Given request >> Below are records; count the lines in them that hold "ylabel" and give only the count.

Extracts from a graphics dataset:

******

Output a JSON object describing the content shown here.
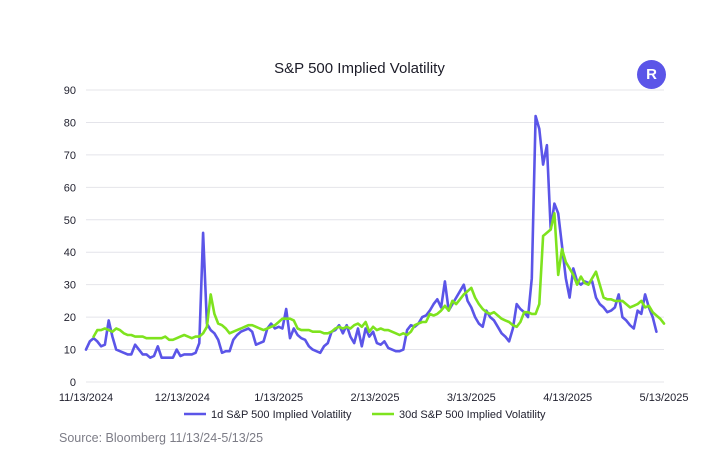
{
  "header": {
    "logo_letter": "R",
    "logo_color": "#5b55e8"
  },
  "source": "Source: Bloomberg 11/13/24-5/13/25",
  "chart_data": {
    "type": "line",
    "title": "S&P 500 Implied Volatility",
    "xlabel": "",
    "ylabel": "",
    "ylim": [
      0,
      90
    ],
    "y_ticks": [
      0,
      10,
      20,
      30,
      40,
      50,
      60,
      70,
      80,
      90
    ],
    "x_tick_labels": [
      "11/13/2024",
      "12/13/2024",
      "1/13/2025",
      "2/13/2025",
      "3/13/2025",
      "4/13/2025",
      "5/13/2025"
    ],
    "grid": "horizontal",
    "legend_position": "bottom",
    "series": [
      {
        "name": "1d S&P 500 Implied Volatility",
        "color": "#5b55e8",
        "values": [
          10.0,
          12.5,
          13.5,
          12.5,
          11.0,
          11.5,
          19.0,
          14.0,
          10.0,
          9.5,
          9.0,
          8.5,
          8.5,
          11.5,
          10.0,
          8.5,
          8.5,
          7.5,
          8.0,
          11.0,
          7.5,
          7.5,
          7.5,
          7.5,
          10.0,
          8.0,
          8.5,
          8.5,
          8.5,
          9.0,
          12.0,
          46.0,
          18.0,
          16.0,
          15.0,
          13.0,
          9.0,
          9.5,
          9.5,
          13.0,
          14.5,
          15.5,
          16.0,
          16.5,
          15.5,
          11.5,
          12.0,
          12.5,
          16.5,
          18.0,
          16.5,
          17.0,
          16.5,
          22.5,
          13.5,
          16.5,
          14.5,
          13.5,
          13.0,
          11.0,
          10.0,
          9.5,
          9.0,
          11.0,
          12.0,
          15.5,
          16.0,
          17.5,
          15.0,
          17.5,
          14.0,
          12.0,
          16.5,
          11.0,
          16.5,
          14.0,
          15.5,
          12.0,
          11.5,
          12.5,
          10.5,
          10.0,
          9.5,
          9.5,
          10.0,
          16.0,
          17.5,
          17.0,
          18.0,
          20.0,
          20.5,
          22.0,
          24.0,
          25.5,
          23.0,
          31.0,
          22.0,
          24.0,
          26.0,
          28.0,
          30.0,
          25.0,
          23.0,
          20.0,
          18.0,
          17.0,
          22.0,
          20.0,
          19.0,
          17.0,
          15.0,
          14.0,
          12.5,
          16.5,
          24.0,
          22.5,
          21.5,
          20.0,
          32.0,
          82.0,
          78.0,
          67.0,
          73.0,
          47.0,
          55.0,
          52.0,
          42.0,
          32.0,
          26.0,
          35.0,
          31.0,
          30.0,
          31.0,
          30.5,
          31.0,
          26.0,
          24.0,
          23.0,
          21.5,
          22.0,
          23.0,
          27.0,
          20.0,
          19.0,
          17.5,
          16.5,
          22.0,
          21.0,
          27.0,
          23.0,
          20.0,
          15.5
        ],
        "x_start": 0
      },
      {
        "name": "30d S&P 500 Implied Volatility",
        "color": "#7ee31e",
        "values": [
          14.0,
          16.0,
          16.0,
          16.5,
          16.0,
          15.5,
          16.5,
          16.0,
          15.0,
          14.5,
          14.5,
          14.0,
          14.0,
          14.0,
          13.5,
          13.5,
          13.5,
          13.5,
          13.5,
          14.0,
          13.0,
          13.0,
          13.5,
          14.0,
          14.5,
          14.0,
          13.5,
          14.0,
          14.0,
          15.0,
          17.0,
          27.0,
          21.0,
          18.0,
          17.5,
          16.5,
          15.0,
          15.5,
          16.0,
          16.5,
          17.0,
          17.5,
          17.5,
          17.0,
          16.5,
          16.0,
          16.5,
          17.0,
          17.5,
          18.5,
          19.5,
          19.5,
          19.5,
          19.0,
          16.5,
          16.0,
          16.0,
          16.0,
          15.5,
          15.5,
          15.5,
          15.0,
          15.0,
          15.5,
          16.5,
          17.0,
          16.5,
          17.0,
          16.5,
          17.5,
          18.0,
          17.0,
          18.5,
          15.5,
          17.0,
          16.0,
          16.5,
          16.0,
          16.0,
          15.5,
          15.0,
          14.5,
          15.0,
          14.5,
          15.5,
          17.5,
          18.0,
          18.5,
          18.5,
          21.0,
          20.5,
          21.0,
          22.0,
          23.5,
          22.0,
          25.0,
          24.0,
          25.5,
          27.0,
          28.0,
          29.0,
          26.0,
          24.0,
          22.5,
          21.5,
          21.0,
          21.5,
          20.5,
          19.5,
          19.0,
          18.5,
          17.5,
          17.0,
          18.5,
          21.5,
          21.5,
          21.0,
          21.0,
          24.0,
          45.0,
          46.0,
          47.0,
          52.0,
          33.0,
          41.0,
          37.0,
          35.0,
          33.0,
          30.0,
          32.5,
          30.5,
          30.0,
          32.0,
          34.0,
          30.0,
          26.0,
          25.5,
          25.5,
          25.0,
          25.0,
          25.0,
          24.0,
          23.0,
          23.5,
          24.0,
          25.0,
          23.0,
          23.5,
          21.5,
          20.5,
          19.5,
          18.0
        ],
        "x_start": 2
      }
    ]
  }
}
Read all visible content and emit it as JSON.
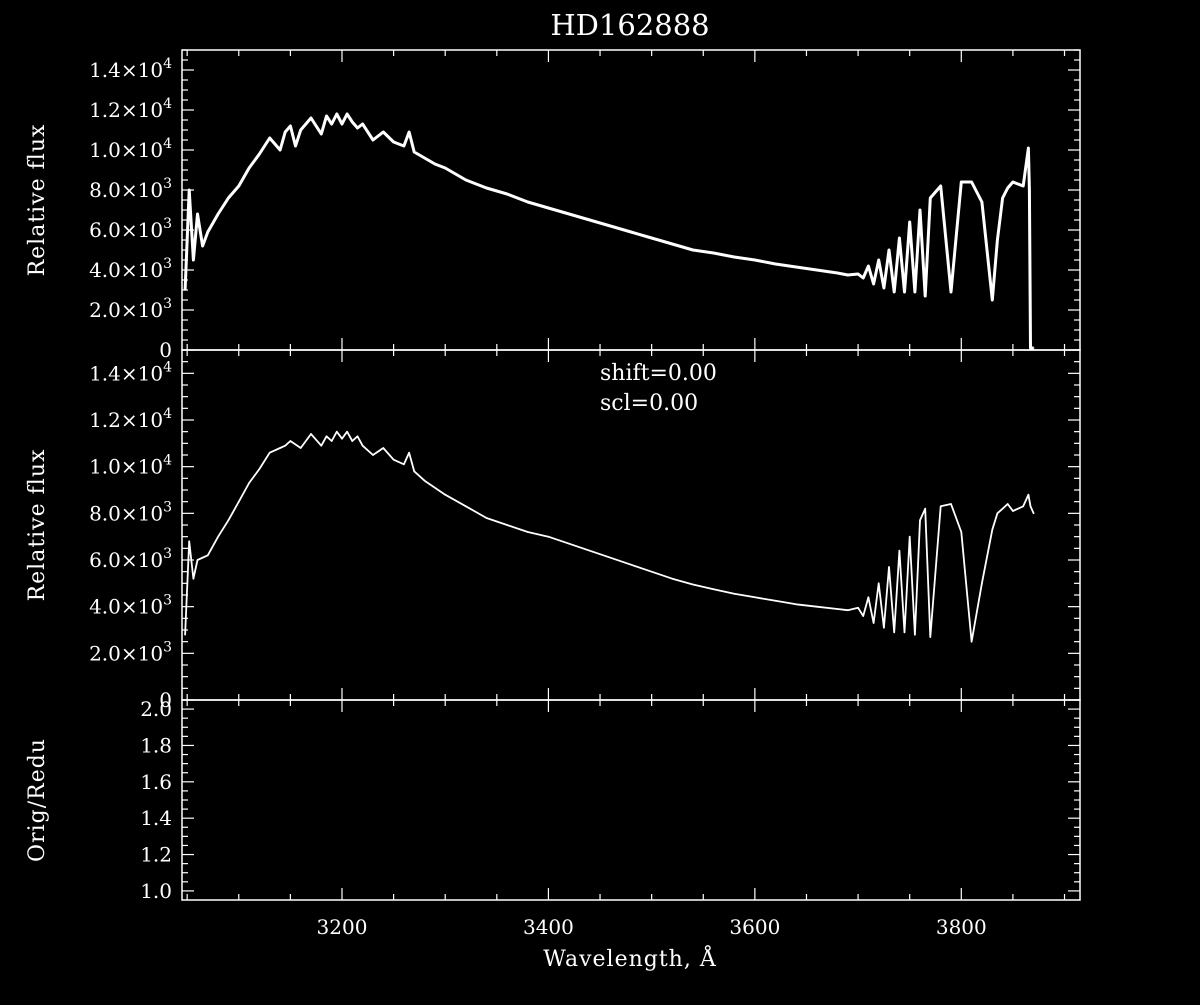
{
  "chart_data": {
    "type": "line",
    "title": "HD162888",
    "xlabel": "Wavelength, Å",
    "xlim": [
      3045,
      3915
    ],
    "x_ticks": [
      {
        "value": 3200,
        "label": "3200"
      },
      {
        "value": 3400,
        "label": "3400"
      },
      {
        "value": 3600,
        "label": "3600"
      },
      {
        "value": 3800,
        "label": "3800"
      }
    ],
    "panels": [
      {
        "id": "top",
        "ylabel": "Relative flux",
        "ylim": [
          0,
          15000
        ],
        "y_ticks": [
          {
            "value": 0,
            "label": "0"
          },
          {
            "value": 2000,
            "mant": "2.0×10",
            "exp": "3"
          },
          {
            "value": 4000,
            "mant": "4.0×10",
            "exp": "3"
          },
          {
            "value": 6000,
            "mant": "6.0×10",
            "exp": "3"
          },
          {
            "value": 8000,
            "mant": "8.0×10",
            "exp": "3"
          },
          {
            "value": 10000,
            "mant": "1.0×10",
            "exp": "4"
          },
          {
            "value": 12000,
            "mant": "1.2×10",
            "exp": "4"
          },
          {
            "value": 14000,
            "mant": "1.4×10",
            "exp": "4"
          }
        ],
        "series": [
          {
            "x": [
              3048,
              3052,
              3056,
              3060,
              3065,
              3070,
              3080,
              3090,
              3100,
              3110,
              3120,
              3130,
              3140,
              3145,
              3150,
              3155,
              3160,
              3170,
              3180,
              3185,
              3190,
              3195,
              3200,
              3205,
              3210,
              3215,
              3220,
              3230,
              3240,
              3250,
              3260,
              3265,
              3270,
              3280,
              3290,
              3300,
              3320,
              3340,
              3360,
              3380,
              3400,
              3420,
              3440,
              3460,
              3480,
              3500,
              3520,
              3540,
              3560,
              3580,
              3600,
              3620,
              3640,
              3660,
              3680,
              3690,
              3700,
              3705,
              3710,
              3715,
              3720,
              3725,
              3730,
              3735,
              3740,
              3745,
              3750,
              3755,
              3760,
              3765,
              3770,
              3780,
              3790,
              3800,
              3810,
              3820,
              3830,
              3835,
              3840,
              3845,
              3850,
              3860,
              3865,
              3866,
              3867,
              3870
            ],
            "y": [
              3000,
              8000,
              4500,
              6800,
              5200,
              5900,
              6800,
              7600,
              8200,
              9100,
              9800,
              10600,
              10000,
              10900,
              11200,
              10200,
              11000,
              11600,
              10800,
              11700,
              11300,
              11800,
              11300,
              11800,
              11400,
              11100,
              11300,
              10500,
              10900,
              10400,
              10200,
              10900,
              9900,
              9600,
              9300,
              9100,
              8500,
              8100,
              7800,
              7400,
              7100,
              6800,
              6500,
              6200,
              5900,
              5600,
              5300,
              5000,
              4850,
              4650,
              4500,
              4300,
              4150,
              4000,
              3850,
              3750,
              3800,
              3600,
              4200,
              3300,
              4500,
              3100,
              5000,
              2900,
              5600,
              2900,
              6400,
              2900,
              7000,
              2700,
              7600,
              8200,
              2900,
              8400,
              8400,
              7400,
              2500,
              5500,
              7600,
              8100,
              8400,
              8200,
              10100,
              8000,
              100,
              100
            ]
          }
        ]
      },
      {
        "id": "middle",
        "ylabel": "Relative flux",
        "ylim": [
          0,
          15000
        ],
        "y_ticks": [
          {
            "value": 0,
            "label": "0"
          },
          {
            "value": 2000,
            "mant": "2.0×10",
            "exp": "3"
          },
          {
            "value": 4000,
            "mant": "4.0×10",
            "exp": "3"
          },
          {
            "value": 6000,
            "mant": "6.0×10",
            "exp": "3"
          },
          {
            "value": 8000,
            "mant": "8.0×10",
            "exp": "3"
          },
          {
            "value": 10000,
            "mant": "1.0×10",
            "exp": "4"
          },
          {
            "value": 12000,
            "mant": "1.2×10",
            "exp": "4"
          },
          {
            "value": 14000,
            "mant": "1.4×10",
            "exp": "4"
          }
        ],
        "annotations": [
          "shift=0.00",
          "scl=0.00"
        ],
        "series": [
          {
            "x": [
              3048,
              3052,
              3056,
              3060,
              3070,
              3080,
              3090,
              3100,
              3110,
              3120,
              3130,
              3140,
              3145,
              3150,
              3160,
              3170,
              3180,
              3185,
              3190,
              3195,
              3200,
              3205,
              3210,
              3215,
              3220,
              3230,
              3240,
              3250,
              3260,
              3265,
              3270,
              3280,
              3290,
              3300,
              3320,
              3340,
              3360,
              3380,
              3400,
              3420,
              3440,
              3460,
              3480,
              3500,
              3520,
              3540,
              3560,
              3580,
              3600,
              3620,
              3640,
              3660,
              3680,
              3690,
              3700,
              3705,
              3710,
              3715,
              3720,
              3725,
              3730,
              3735,
              3740,
              3745,
              3750,
              3755,
              3760,
              3765,
              3770,
              3780,
              3790,
              3800,
              3810,
              3820,
              3830,
              3835,
              3840,
              3845,
              3850,
              3860,
              3865,
              3867,
              3870
            ],
            "y": [
              2800,
              6800,
              5200,
              6000,
              6200,
              7000,
              7700,
              8500,
              9300,
              9900,
              10600,
              10800,
              10900,
              11100,
              10800,
              11400,
              10900,
              11300,
              11100,
              11500,
              11200,
              11500,
              11100,
              11300,
              10900,
              10500,
              10800,
              10300,
              10100,
              10600,
              9800,
              9400,
              9100,
              8800,
              8300,
              7800,
              7500,
              7200,
              7000,
              6700,
              6400,
              6100,
              5800,
              5500,
              5200,
              4950,
              4750,
              4550,
              4400,
              4250,
              4100,
              4000,
              3900,
              3850,
              3950,
              3600,
              4400,
              3300,
              5000,
              3100,
              5700,
              2900,
              6400,
              2900,
              7000,
              2800,
              7700,
              8200,
              2700,
              8300,
              8400,
              7200,
              2500,
              5000,
              7300,
              8000,
              8200,
              8400,
              8100,
              8300,
              8800,
              8300,
              8000
            ]
          }
        ]
      },
      {
        "id": "bottom",
        "ylabel": "Orig/Redu",
        "ylim": [
          0.95,
          2.05
        ],
        "y_ticks": [
          {
            "value": 1.0,
            "label": "1.0"
          },
          {
            "value": 1.2,
            "label": "1.2"
          },
          {
            "value": 1.4,
            "label": "1.4"
          },
          {
            "value": 1.6,
            "label": "1.6"
          },
          {
            "value": 1.8,
            "label": "1.8"
          },
          {
            "value": 2.0,
            "label": "2.0"
          }
        ],
        "series": []
      }
    ]
  }
}
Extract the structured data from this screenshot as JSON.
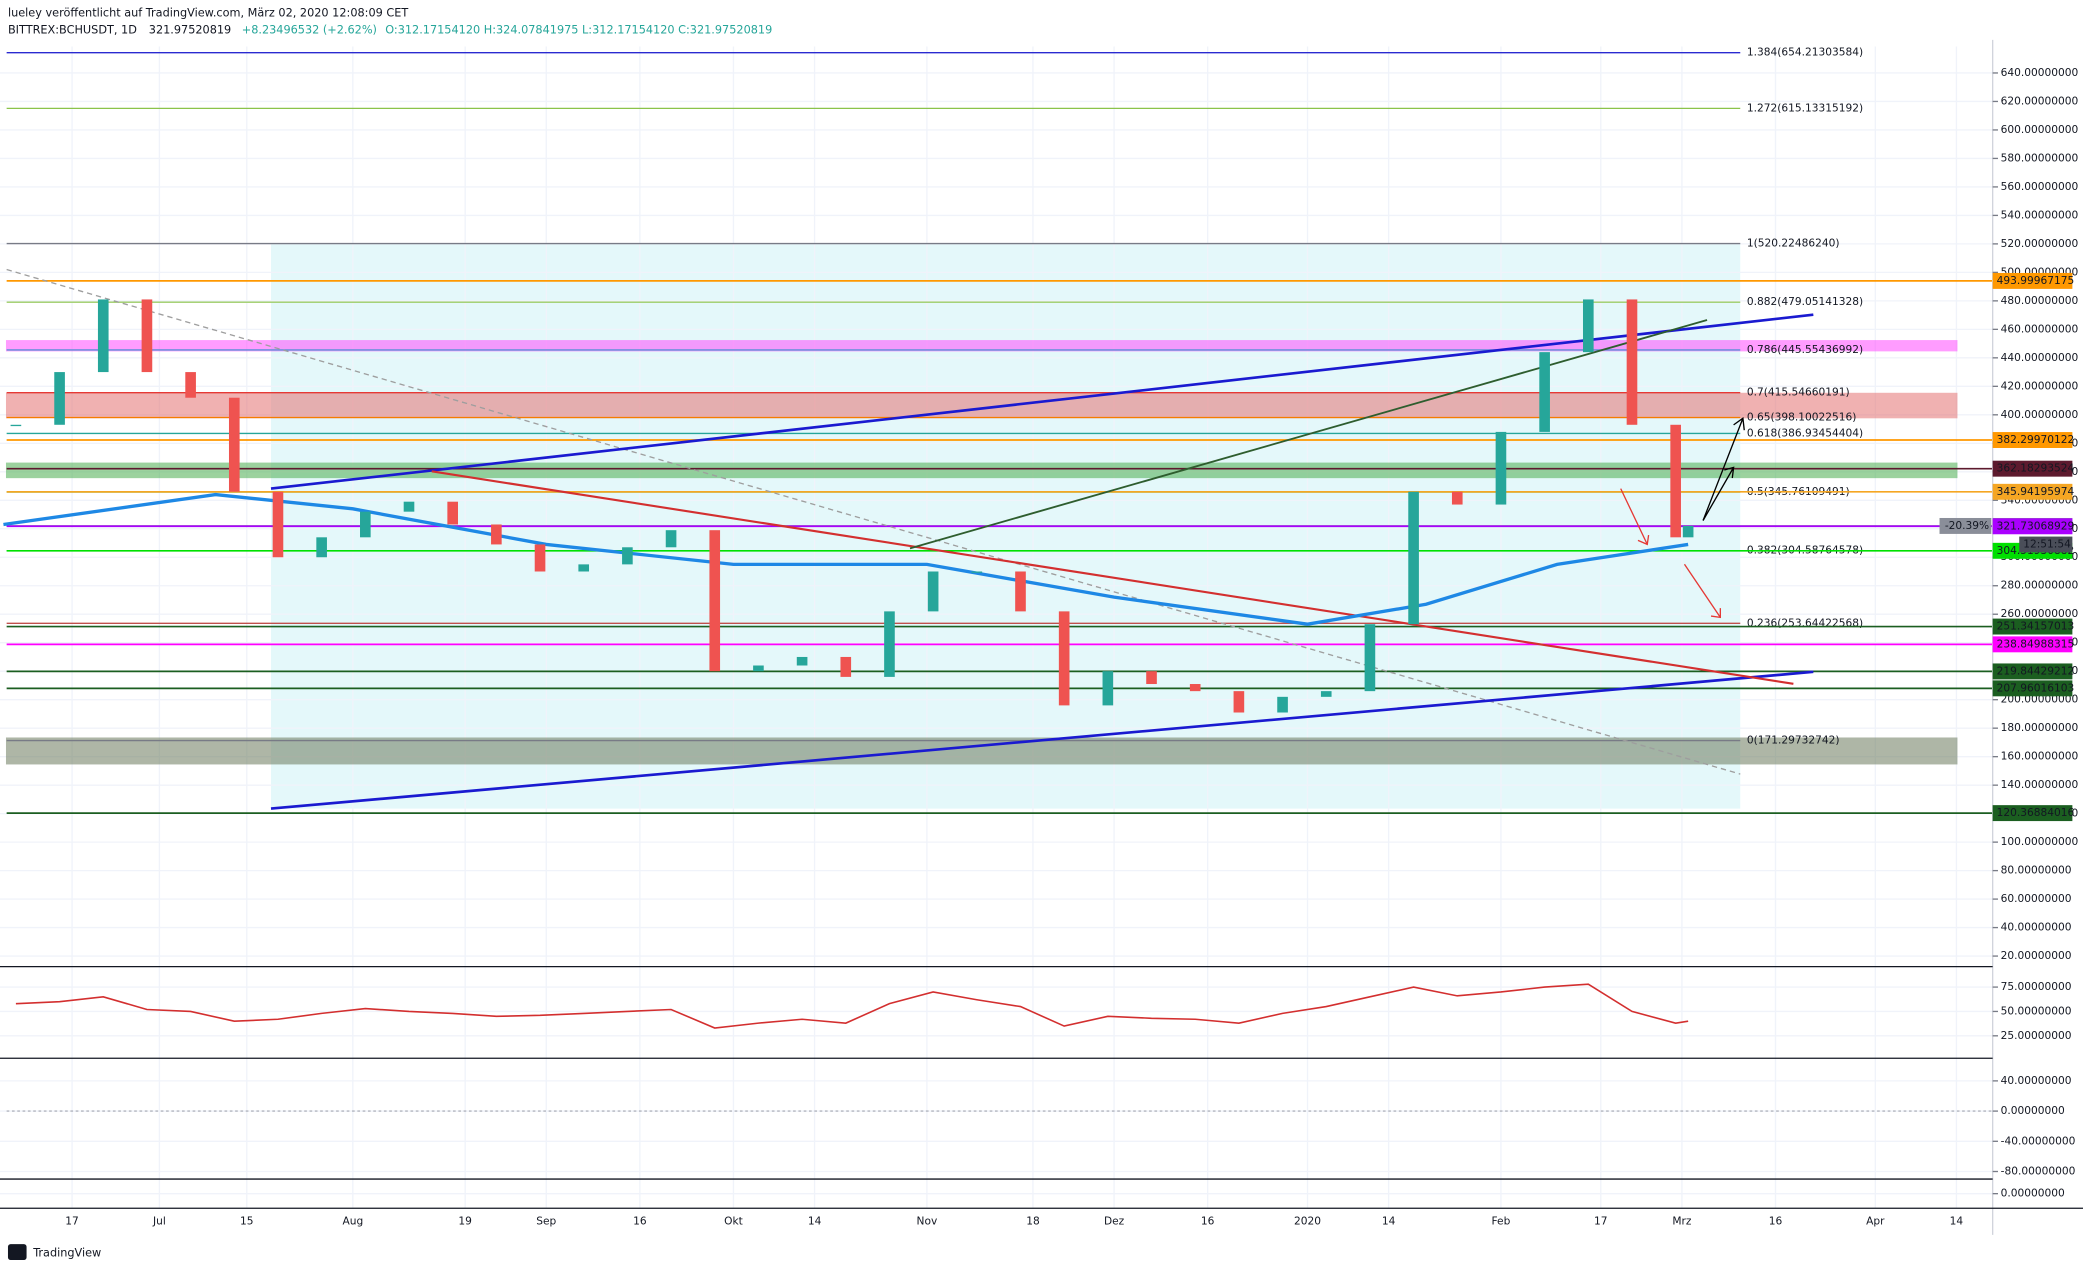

******

Written answer >> 4